* CHALLENGE *
Go through the entries below and copy each line containing the word "ドキュメント".

[Saved entries]
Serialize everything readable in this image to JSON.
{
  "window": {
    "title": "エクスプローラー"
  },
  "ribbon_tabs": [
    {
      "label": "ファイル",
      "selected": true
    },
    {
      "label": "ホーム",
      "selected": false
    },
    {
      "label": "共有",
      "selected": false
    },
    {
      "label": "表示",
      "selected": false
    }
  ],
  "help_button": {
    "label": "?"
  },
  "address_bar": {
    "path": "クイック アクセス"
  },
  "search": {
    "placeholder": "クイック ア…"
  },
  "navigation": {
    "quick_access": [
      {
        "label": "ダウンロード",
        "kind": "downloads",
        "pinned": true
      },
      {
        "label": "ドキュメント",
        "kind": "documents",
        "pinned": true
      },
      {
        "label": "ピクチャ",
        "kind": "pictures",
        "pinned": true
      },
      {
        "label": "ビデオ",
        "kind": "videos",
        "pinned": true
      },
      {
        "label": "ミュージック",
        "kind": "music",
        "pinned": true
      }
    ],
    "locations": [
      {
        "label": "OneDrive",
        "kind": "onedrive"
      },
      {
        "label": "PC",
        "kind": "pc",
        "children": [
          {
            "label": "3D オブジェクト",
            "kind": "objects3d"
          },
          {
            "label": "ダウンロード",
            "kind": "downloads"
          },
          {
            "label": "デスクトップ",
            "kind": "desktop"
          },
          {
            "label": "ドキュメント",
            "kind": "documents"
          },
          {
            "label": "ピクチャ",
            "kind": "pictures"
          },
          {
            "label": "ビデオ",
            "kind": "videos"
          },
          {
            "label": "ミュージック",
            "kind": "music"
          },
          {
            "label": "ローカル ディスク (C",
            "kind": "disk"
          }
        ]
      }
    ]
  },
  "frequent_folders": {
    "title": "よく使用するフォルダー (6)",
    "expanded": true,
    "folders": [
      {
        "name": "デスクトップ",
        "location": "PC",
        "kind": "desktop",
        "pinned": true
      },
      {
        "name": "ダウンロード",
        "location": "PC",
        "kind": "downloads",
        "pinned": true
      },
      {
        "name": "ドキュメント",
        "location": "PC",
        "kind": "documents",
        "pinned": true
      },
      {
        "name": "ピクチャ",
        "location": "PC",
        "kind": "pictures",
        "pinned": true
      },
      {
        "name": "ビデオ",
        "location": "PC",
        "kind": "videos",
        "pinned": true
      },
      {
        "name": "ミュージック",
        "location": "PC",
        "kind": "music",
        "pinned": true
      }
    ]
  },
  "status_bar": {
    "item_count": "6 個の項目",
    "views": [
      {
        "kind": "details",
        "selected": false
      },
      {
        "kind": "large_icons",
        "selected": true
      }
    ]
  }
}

==

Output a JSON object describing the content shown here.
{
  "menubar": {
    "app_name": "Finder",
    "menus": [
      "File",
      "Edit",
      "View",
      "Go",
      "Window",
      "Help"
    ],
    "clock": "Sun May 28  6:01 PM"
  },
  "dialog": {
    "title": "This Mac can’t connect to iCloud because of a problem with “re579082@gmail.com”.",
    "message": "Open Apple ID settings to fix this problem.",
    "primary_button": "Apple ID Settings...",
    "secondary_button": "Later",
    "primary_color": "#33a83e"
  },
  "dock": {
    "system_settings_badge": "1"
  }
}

---

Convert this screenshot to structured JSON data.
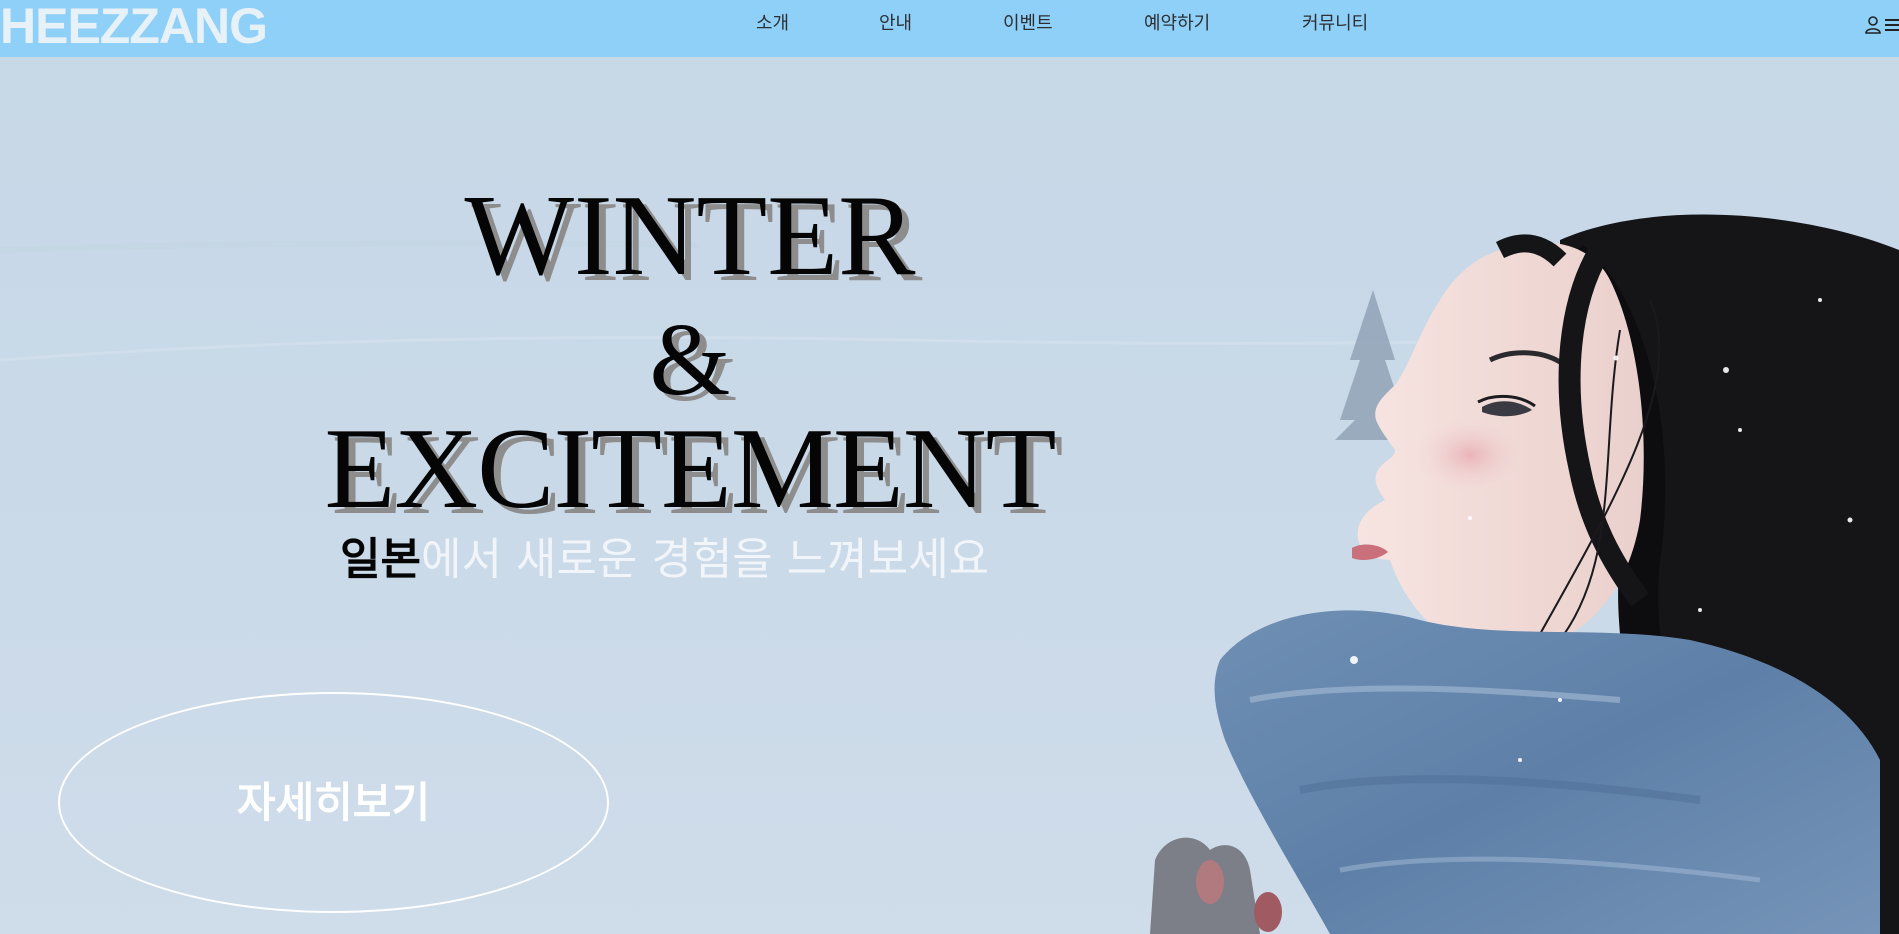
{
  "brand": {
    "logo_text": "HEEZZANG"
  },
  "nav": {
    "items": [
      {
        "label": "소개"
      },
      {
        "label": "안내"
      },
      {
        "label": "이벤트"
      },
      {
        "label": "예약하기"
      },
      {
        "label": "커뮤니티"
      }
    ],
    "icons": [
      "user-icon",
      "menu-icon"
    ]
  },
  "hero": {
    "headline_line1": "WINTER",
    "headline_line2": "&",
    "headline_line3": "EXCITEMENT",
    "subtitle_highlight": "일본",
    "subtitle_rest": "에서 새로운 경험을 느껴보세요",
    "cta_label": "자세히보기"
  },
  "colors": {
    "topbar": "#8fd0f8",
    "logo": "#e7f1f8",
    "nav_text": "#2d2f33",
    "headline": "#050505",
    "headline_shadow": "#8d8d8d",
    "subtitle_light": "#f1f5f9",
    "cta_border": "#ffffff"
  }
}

* COMPLETE ANSWER *
        "label": "ドキュメント",
            "label": "ドキュメント",
        "name": "ドキュメント",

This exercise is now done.